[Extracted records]
- - - - - - -
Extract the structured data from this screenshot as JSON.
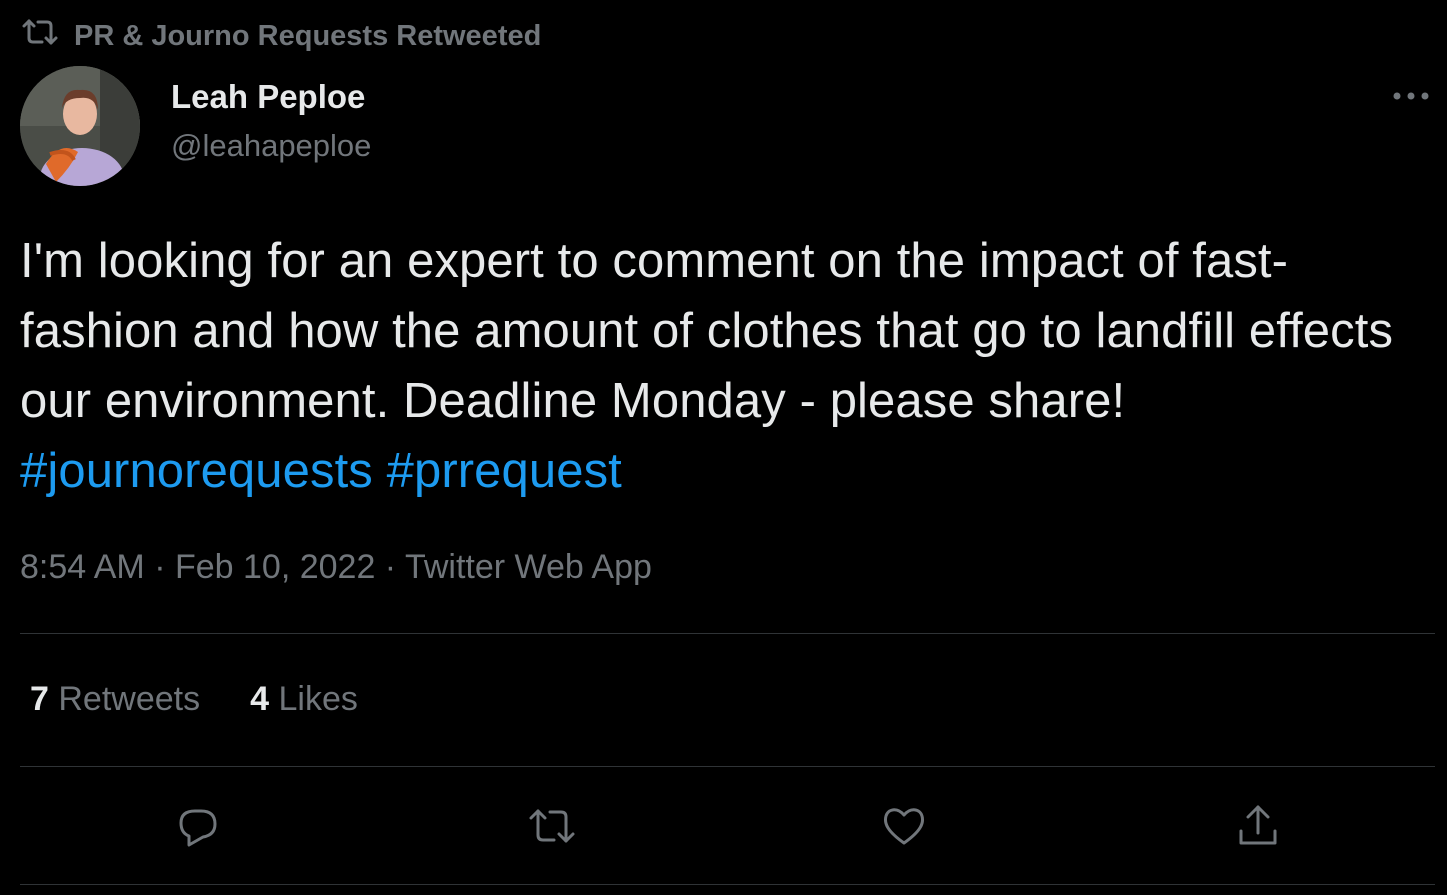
{
  "retweet_context": {
    "text": "PR & Journo Requests Retweeted",
    "icon": "retweet-icon"
  },
  "author": {
    "display_name": "Leah Peploe",
    "handle": "@leahapeploe"
  },
  "tweet": {
    "text": "I'm looking for an expert to comment on the impact of fast-fashion and how the amount of clothes that go to landfill effects our environment. Deadline Monday - please share!",
    "hashtags": [
      "#journorequests",
      "#prrequest"
    ]
  },
  "meta": {
    "time": "8:54 AM",
    "separator": " · ",
    "date": "Feb 10, 2022",
    "source": "Twitter Web App"
  },
  "stats": {
    "retweets_count": "7",
    "retweets_label": "Retweets",
    "likes_count": "4",
    "likes_label": "Likes"
  },
  "actions": [
    "reply-icon",
    "retweet-icon",
    "like-icon",
    "share-icon"
  ],
  "colors": {
    "background": "#000000",
    "text": "#e7e9ea",
    "secondary": "#71767b",
    "accent": "#1d9bf0",
    "divider": "#2f3336"
  }
}
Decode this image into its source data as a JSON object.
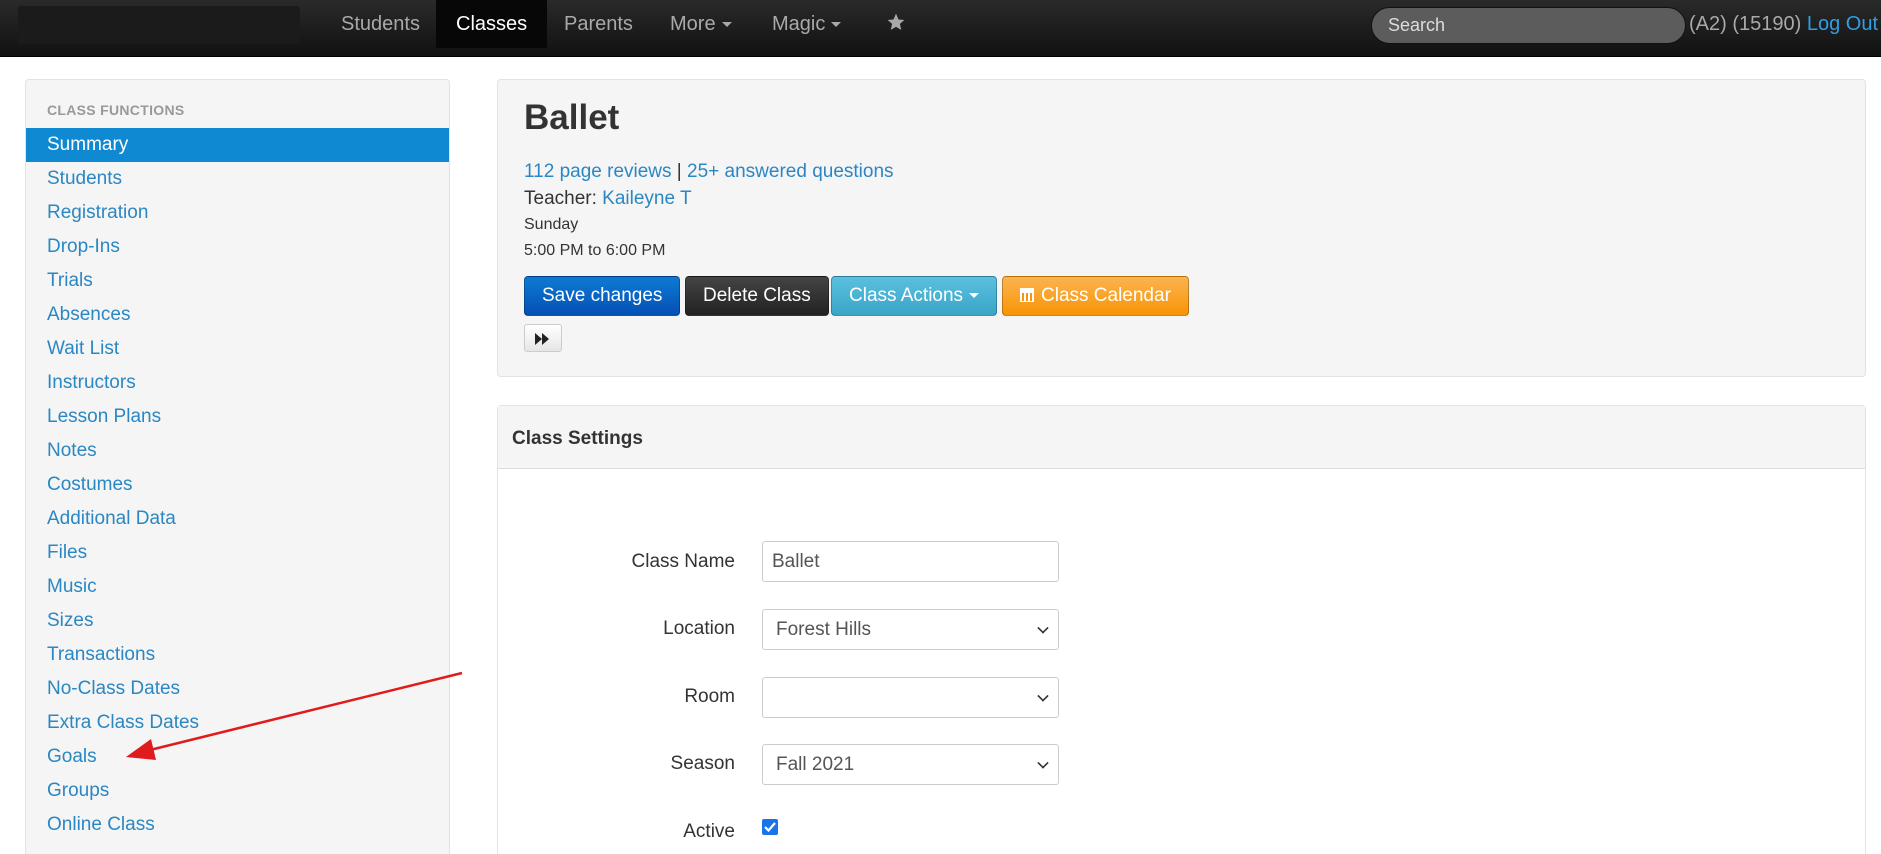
- - - - - - -
**OBJECTIVE**
Except for the pictures, print the data above exactly.

**SOLUTION TO THIS TASK**
Extract the structured data from this screenshot as JSON.
{
  "retweet_context": {
    "text": "PR & Journo Requests Retweeted",
    "icon": "retweet-icon"
  },
  "author": {
    "display_name": "Leah Peploe",
    "handle": "@leahapeploe"
  },
  "tweet": {
    "text": "I'm looking for an expert to comment on the impact of fast-fashion and how the amount of clothes that go to landfill effects our environment. Deadline Monday - please share!",
    "hashtags": [
      "#journorequests",
      "#prrequest"
    ]
  },
  "meta": {
    "time": "8:54 AM",
    "separator": " · ",
    "date": "Feb 10, 2022",
    "source": "Twitter Web App"
  },
  "stats": {
    "retweets_count": "7",
    "retweets_label": "Retweets",
    "likes_count": "4",
    "likes_label": "Likes"
  },
  "actions": [
    "reply-icon",
    "retweet-icon",
    "like-icon",
    "share-icon"
  ],
  "colors": {
    "background": "#000000",
    "text": "#e7e9ea",
    "secondary": "#71767b",
    "accent": "#1d9bf0",
    "divider": "#2f3336"
  }
}
Decode this image into its source data as a JSON object.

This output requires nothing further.